• Information supplied:
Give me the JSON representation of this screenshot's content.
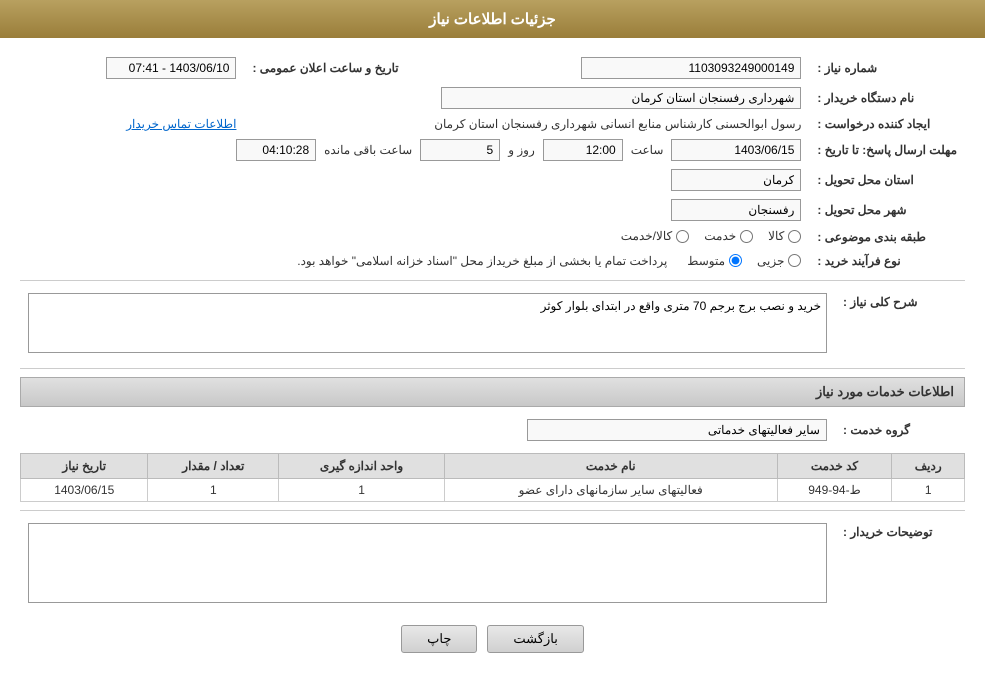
{
  "header": {
    "title": "جزئیات اطلاعات نیاز"
  },
  "fields": {
    "reference_number_label": "شماره نیاز :",
    "reference_number_value": "1103093249000149",
    "buyer_org_label": "نام دستگاه خریدار :",
    "buyer_org_value": "شهرداری رفسنجان استان کرمان",
    "creator_label": "ایجاد کننده درخواست :",
    "creator_value": "رسول ابوالحسنی کارشناس منابع انسانی شهرداری رفسنجان استان کرمان",
    "contact_link": "اطلاعات تماس خریدار",
    "announce_datetime_label": "تاریخ و ساعت اعلان عمومی :",
    "announce_datetime_value": "1403/06/10 - 07:41",
    "reply_deadline_label": "مهلت ارسال پاسخ: تا تاریخ :",
    "reply_date": "1403/06/15",
    "reply_time": "12:00",
    "reply_days": "5",
    "reply_remaining": "04:10:28",
    "reply_days_label": "روز و",
    "reply_time_label": "ساعت",
    "reply_remaining_label": "ساعت باقی مانده",
    "delivery_province_label": "استان محل تحویل :",
    "delivery_province_value": "کرمان",
    "delivery_city_label": "شهر محل تحویل :",
    "delivery_city_value": "رفسنجان",
    "category_label": "طبقه بندی موضوعی :",
    "category_kala": "کالا",
    "category_khadamat": "خدمت",
    "category_kala_khadamat": "کالا/خدمت",
    "process_label": "نوع فرآیند خرید :",
    "process_jozi": "جزیی",
    "process_mottaset": "متوسط",
    "process_notice": "پرداخت تمام یا بخشی از مبلغ خریداز محل \"اسناد خزانه اسلامی\" خواهد بود.",
    "description_section_title": "شرح کلی نیاز :",
    "description_value": "خرید و نصب برج برجم 70 متری واقع در ابتدای بلوار کوثر",
    "services_section_title": "اطلاعات خدمات مورد نیاز",
    "service_group_label": "گروه خدمت :",
    "service_group_value": "سایر فعالیتهای خدماتی",
    "table": {
      "headers": [
        "ردیف",
        "کد خدمت",
        "نام خدمت",
        "واحد اندازه گیری",
        "تعداد / مقدار",
        "تاریخ نیاز"
      ],
      "rows": [
        {
          "row": "1",
          "code": "ط-94-949",
          "name": "فعالیتهای سایر سازمانهای دارای عضو",
          "unit": "1",
          "quantity": "1",
          "date": "1403/06/15"
        }
      ]
    },
    "buyer_notes_label": "توضیحات خریدار :",
    "buyer_notes_value": ""
  },
  "buttons": {
    "print": "چاپ",
    "back": "بازگشت"
  }
}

• Aim: Every entry above is to be set down exactly; the pictures are to be left out.

• In response:
Give me the JSON representation of this screenshot's content.
{
  "header": {
    "title": "جزئیات اطلاعات نیاز"
  },
  "fields": {
    "reference_number_label": "شماره نیاز :",
    "reference_number_value": "1103093249000149",
    "buyer_org_label": "نام دستگاه خریدار :",
    "buyer_org_value": "شهرداری رفسنجان استان کرمان",
    "creator_label": "ایجاد کننده درخواست :",
    "creator_value": "رسول ابوالحسنی کارشناس منابع انسانی شهرداری رفسنجان استان کرمان",
    "contact_link": "اطلاعات تماس خریدار",
    "announce_datetime_label": "تاریخ و ساعت اعلان عمومی :",
    "announce_datetime_value": "1403/06/10 - 07:41",
    "reply_deadline_label": "مهلت ارسال پاسخ: تا تاریخ :",
    "reply_date": "1403/06/15",
    "reply_time": "12:00",
    "reply_days": "5",
    "reply_remaining": "04:10:28",
    "reply_days_label": "روز و",
    "reply_time_label": "ساعت",
    "reply_remaining_label": "ساعت باقی مانده",
    "delivery_province_label": "استان محل تحویل :",
    "delivery_province_value": "کرمان",
    "delivery_city_label": "شهر محل تحویل :",
    "delivery_city_value": "رفسنجان",
    "category_label": "طبقه بندی موضوعی :",
    "category_kala": "کالا",
    "category_khadamat": "خدمت",
    "category_kala_khadamat": "کالا/خدمت",
    "process_label": "نوع فرآیند خرید :",
    "process_jozi": "جزیی",
    "process_mottaset": "متوسط",
    "process_notice": "پرداخت تمام یا بخشی از مبلغ خریداز محل \"اسناد خزانه اسلامی\" خواهد بود.",
    "description_section_title": "شرح کلی نیاز :",
    "description_value": "خرید و نصب برج برجم 70 متری واقع در ابتدای بلوار کوثر",
    "services_section_title": "اطلاعات خدمات مورد نیاز",
    "service_group_label": "گروه خدمت :",
    "service_group_value": "سایر فعالیتهای خدماتی",
    "table": {
      "headers": [
        "ردیف",
        "کد خدمت",
        "نام خدمت",
        "واحد اندازه گیری",
        "تعداد / مقدار",
        "تاریخ نیاز"
      ],
      "rows": [
        {
          "row": "1",
          "code": "ط-94-949",
          "name": "فعالیتهای سایر سازمانهای دارای عضو",
          "unit": "1",
          "quantity": "1",
          "date": "1403/06/15"
        }
      ]
    },
    "buyer_notes_label": "توضیحات خریدار :",
    "buyer_notes_value": ""
  },
  "buttons": {
    "print": "چاپ",
    "back": "بازگشت"
  }
}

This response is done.